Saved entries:
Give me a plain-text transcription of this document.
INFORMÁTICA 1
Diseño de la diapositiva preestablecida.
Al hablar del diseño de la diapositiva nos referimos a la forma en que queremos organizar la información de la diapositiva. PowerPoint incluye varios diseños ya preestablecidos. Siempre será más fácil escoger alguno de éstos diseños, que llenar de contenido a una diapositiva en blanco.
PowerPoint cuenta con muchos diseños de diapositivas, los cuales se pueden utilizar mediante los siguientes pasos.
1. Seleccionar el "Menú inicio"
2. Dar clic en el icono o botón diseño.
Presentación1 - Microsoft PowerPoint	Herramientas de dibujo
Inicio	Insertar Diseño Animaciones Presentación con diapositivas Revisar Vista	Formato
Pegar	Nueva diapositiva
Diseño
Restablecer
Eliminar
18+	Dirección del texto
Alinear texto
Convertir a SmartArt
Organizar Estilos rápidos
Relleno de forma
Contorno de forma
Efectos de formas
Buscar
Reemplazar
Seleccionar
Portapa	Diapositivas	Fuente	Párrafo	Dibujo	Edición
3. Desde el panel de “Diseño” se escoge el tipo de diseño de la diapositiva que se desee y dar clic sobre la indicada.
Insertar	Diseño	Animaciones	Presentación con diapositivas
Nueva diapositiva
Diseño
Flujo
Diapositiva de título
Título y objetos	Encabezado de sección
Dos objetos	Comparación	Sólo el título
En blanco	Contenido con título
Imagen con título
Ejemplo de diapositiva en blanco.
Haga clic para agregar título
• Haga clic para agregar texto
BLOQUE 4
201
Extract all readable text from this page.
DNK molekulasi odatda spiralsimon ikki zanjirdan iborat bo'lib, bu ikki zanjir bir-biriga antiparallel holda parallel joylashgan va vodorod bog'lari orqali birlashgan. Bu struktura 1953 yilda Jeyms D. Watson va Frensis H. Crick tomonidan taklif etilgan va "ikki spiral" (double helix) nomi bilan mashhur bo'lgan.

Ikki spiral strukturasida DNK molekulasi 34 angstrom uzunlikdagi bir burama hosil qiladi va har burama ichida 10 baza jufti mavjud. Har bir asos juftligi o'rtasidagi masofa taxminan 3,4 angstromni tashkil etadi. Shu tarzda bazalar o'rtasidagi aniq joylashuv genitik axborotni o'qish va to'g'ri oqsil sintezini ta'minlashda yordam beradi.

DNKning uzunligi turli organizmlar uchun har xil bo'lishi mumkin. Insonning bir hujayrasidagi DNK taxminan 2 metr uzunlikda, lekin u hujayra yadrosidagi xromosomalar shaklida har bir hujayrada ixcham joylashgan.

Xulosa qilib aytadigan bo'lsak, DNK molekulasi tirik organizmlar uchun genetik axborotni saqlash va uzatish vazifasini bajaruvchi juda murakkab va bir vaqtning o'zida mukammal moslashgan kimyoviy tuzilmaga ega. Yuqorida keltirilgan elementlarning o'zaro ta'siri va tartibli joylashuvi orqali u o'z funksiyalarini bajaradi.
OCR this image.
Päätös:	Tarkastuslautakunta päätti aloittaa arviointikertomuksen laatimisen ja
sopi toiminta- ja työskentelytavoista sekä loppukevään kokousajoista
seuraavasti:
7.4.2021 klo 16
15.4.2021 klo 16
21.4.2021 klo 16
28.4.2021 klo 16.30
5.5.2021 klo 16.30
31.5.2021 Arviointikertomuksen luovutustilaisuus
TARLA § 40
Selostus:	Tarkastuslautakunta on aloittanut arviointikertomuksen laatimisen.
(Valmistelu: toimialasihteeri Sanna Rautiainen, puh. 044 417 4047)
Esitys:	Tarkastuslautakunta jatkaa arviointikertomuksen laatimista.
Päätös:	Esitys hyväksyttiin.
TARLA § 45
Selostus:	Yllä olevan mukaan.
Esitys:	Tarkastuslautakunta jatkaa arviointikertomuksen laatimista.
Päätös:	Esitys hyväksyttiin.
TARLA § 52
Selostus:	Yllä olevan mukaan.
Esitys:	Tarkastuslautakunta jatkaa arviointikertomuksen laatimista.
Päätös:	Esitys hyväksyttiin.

[WHAT YOU SHOULD DO]: Which lines in the listing above hold the word "this"? Show each of them.

[THE COMPLETED TASK]:
Give me a plain-text transcription of this document.
Extract all readable text from this page.
OCR this image.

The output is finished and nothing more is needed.